(Items listed in a dataset)
————————
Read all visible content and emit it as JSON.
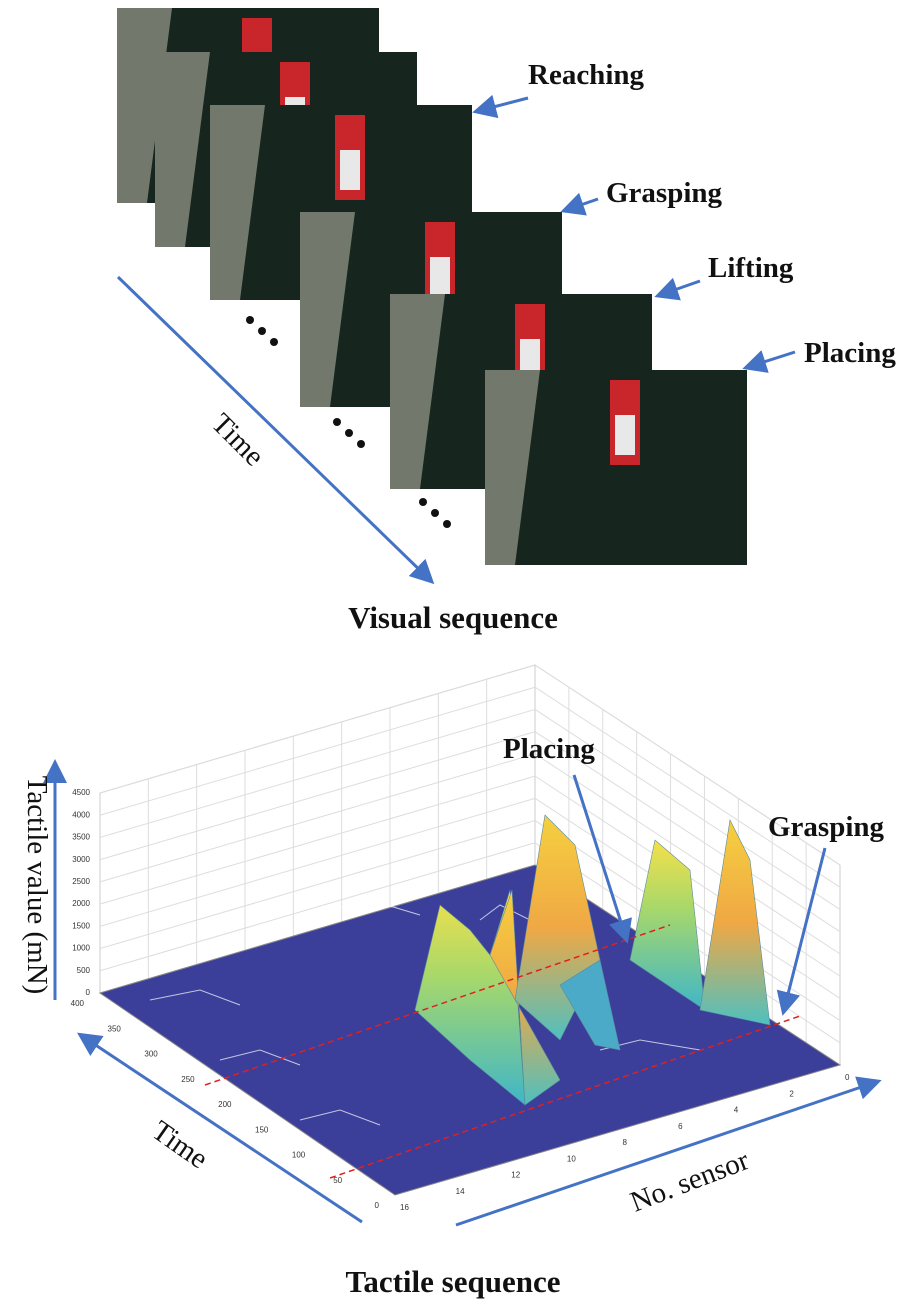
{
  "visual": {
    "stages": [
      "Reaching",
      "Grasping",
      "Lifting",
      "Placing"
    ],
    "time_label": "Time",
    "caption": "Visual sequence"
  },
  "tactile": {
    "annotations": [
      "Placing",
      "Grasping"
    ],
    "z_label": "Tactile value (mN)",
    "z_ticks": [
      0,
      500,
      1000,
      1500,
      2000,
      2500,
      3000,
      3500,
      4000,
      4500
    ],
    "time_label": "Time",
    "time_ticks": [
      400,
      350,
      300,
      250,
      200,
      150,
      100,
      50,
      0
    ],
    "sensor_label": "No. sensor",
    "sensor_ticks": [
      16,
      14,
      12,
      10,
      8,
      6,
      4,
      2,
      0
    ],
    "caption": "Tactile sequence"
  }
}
————————
[What is required]:
Which lines above hold the word "sequence"? Copy each of them.

[Full answer]:
    "caption": "Visual sequence"
    "caption": "Tactile sequence"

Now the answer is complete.